**Task to carry out:**
Pick up the family update on the swim meet and the 4H achievement days after its last sentence and continue writing it.

:: Selected extract ::

The boys did well at their swim meet last Saturday, not well as they did last year with all the gold medals and first place ribbons, but with a flurry of other-colored ribbons and lots of fun. And there’s another swim meet the weekend after next, so they have the chance to try again.
We spent most of Sunday and Monday at the fairgrounds for the 4H beef club achievement day. Laura showed her cow-calf pair, and placed third for the junior class and for showmanship. Now she’s getting ready for the 4H baking club achievement days this Friday and Saturday, which includes a bit of community service Friday evening, planting flower boxes for some local businesses. Don’t ask about the weeds in my own garden, or the potatoes that have yet to be planted.
Lots of odds and ends to sort out as various activities come to an end — I have a library board meeting this afternoon while the kids are swimming, have to type up the 4H results from the weekend to include in Laura’s article for the local papers.

:::
:: Given information ::

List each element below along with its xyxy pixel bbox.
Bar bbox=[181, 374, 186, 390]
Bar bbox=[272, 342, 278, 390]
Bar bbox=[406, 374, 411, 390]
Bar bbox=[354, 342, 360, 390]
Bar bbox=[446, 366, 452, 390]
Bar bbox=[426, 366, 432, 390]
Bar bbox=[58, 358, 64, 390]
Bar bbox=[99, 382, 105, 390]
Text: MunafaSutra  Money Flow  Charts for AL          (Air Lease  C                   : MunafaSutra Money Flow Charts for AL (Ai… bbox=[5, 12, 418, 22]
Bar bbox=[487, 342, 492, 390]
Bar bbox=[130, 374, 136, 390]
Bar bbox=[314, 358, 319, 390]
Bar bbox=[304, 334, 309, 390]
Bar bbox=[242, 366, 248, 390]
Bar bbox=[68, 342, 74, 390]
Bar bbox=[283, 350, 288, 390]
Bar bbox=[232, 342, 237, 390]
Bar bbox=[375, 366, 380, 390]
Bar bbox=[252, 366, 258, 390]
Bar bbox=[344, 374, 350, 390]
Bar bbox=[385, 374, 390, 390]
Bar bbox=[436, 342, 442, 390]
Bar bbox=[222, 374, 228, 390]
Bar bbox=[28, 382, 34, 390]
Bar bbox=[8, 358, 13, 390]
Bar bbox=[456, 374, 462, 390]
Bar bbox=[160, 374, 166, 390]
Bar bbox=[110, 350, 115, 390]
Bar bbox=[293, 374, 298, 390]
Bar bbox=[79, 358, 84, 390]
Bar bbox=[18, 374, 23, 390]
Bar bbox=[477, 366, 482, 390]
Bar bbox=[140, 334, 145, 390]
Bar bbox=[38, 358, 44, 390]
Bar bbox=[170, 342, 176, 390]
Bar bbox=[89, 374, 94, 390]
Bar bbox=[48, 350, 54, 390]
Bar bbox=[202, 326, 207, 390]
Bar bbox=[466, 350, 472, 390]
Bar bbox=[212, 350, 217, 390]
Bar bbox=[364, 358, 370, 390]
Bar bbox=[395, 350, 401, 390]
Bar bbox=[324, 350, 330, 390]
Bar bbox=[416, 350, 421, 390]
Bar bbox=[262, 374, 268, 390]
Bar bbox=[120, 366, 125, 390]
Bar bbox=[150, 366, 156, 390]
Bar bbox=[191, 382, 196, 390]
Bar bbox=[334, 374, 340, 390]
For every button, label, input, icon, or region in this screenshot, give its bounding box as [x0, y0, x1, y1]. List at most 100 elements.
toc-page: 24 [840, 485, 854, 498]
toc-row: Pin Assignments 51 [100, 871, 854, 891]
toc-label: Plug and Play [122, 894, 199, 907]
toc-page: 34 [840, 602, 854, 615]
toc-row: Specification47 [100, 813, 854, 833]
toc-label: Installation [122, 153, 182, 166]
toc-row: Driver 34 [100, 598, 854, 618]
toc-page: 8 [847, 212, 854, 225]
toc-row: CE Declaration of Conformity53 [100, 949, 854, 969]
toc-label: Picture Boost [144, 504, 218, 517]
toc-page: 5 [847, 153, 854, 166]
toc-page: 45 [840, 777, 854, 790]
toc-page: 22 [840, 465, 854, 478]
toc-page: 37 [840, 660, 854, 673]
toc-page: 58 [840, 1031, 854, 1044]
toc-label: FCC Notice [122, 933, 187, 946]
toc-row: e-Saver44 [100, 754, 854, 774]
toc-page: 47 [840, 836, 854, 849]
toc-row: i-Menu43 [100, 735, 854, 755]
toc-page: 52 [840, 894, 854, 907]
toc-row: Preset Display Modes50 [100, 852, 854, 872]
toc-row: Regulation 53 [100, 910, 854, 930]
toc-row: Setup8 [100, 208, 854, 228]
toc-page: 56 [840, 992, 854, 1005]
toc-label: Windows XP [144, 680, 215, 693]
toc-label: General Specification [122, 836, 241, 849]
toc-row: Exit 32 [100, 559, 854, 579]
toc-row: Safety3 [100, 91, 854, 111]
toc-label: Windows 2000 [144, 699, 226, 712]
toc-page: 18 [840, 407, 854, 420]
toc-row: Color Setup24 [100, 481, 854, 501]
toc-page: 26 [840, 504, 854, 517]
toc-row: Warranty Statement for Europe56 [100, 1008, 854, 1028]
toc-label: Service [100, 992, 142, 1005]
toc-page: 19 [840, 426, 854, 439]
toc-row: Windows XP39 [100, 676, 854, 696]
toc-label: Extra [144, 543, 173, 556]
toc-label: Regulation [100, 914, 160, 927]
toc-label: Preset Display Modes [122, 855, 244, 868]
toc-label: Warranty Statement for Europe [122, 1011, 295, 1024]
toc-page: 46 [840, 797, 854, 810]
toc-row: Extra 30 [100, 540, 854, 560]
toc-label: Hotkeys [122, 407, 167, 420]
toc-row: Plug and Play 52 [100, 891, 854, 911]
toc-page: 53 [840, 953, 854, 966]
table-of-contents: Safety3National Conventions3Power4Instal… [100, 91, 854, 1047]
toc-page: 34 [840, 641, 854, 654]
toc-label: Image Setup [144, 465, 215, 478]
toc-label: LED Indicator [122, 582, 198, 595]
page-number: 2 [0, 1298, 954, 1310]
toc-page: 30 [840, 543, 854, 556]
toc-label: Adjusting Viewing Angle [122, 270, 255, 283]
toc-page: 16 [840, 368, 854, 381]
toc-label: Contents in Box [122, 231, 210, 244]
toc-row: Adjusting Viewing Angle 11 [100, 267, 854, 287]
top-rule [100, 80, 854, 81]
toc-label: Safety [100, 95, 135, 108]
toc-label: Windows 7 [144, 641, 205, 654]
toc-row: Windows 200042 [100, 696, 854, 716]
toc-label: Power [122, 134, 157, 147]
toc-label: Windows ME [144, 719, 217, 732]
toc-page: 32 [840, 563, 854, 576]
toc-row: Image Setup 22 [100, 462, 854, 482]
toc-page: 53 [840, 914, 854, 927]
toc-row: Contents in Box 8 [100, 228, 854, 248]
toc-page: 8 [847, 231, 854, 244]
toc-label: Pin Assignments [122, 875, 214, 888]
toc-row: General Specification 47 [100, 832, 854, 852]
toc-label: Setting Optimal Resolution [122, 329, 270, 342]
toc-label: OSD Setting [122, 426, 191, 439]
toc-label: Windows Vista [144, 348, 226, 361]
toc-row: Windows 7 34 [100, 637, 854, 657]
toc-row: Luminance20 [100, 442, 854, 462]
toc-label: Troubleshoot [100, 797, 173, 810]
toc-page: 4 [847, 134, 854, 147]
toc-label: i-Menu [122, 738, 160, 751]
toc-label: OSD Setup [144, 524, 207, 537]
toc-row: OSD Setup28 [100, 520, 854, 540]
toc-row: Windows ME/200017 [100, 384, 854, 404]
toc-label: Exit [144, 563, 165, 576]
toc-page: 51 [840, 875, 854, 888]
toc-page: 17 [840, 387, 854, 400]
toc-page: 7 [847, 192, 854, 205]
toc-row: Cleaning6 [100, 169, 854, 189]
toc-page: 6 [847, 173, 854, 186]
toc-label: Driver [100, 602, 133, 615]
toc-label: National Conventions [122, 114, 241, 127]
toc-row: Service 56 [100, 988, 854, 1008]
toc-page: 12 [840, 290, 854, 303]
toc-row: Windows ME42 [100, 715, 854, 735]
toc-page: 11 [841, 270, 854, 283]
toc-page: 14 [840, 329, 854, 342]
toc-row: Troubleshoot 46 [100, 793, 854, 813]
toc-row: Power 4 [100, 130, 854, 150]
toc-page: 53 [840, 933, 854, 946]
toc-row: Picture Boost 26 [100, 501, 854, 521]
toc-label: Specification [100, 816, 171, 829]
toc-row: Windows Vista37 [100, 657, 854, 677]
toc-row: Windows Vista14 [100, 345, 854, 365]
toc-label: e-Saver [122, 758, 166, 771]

:::

**Your response:**
A moose walked through the backyard, and we found a ground sparrow nest with several eggs. The kids and I are reading, and listening, to some good bird books, some new and some old, and I’ll post those titles when I have a chance.
I don’t think I can, and don’t particularly want to, catch up, but these links have caught my eye. You’ve probably found them elsewhere since I’m late, but here they are, just in case:
- On the weekend, string theorist, author, and physics professor Brian Greene made an eloquent case in The New York Times to “Put a Little Science in Your Life”: “Science is the greatest of all adventure stories, one that’s been unfolding for thousands of years as we have sought to understand ourselves and our surroundings. Science needs to be taught to the young and communicated to the mature in a manner that captures this drama. We must embark on a cultural shift that places science in its rightful place alongside music, art and literature as an indispensable part of what makes life worth living.”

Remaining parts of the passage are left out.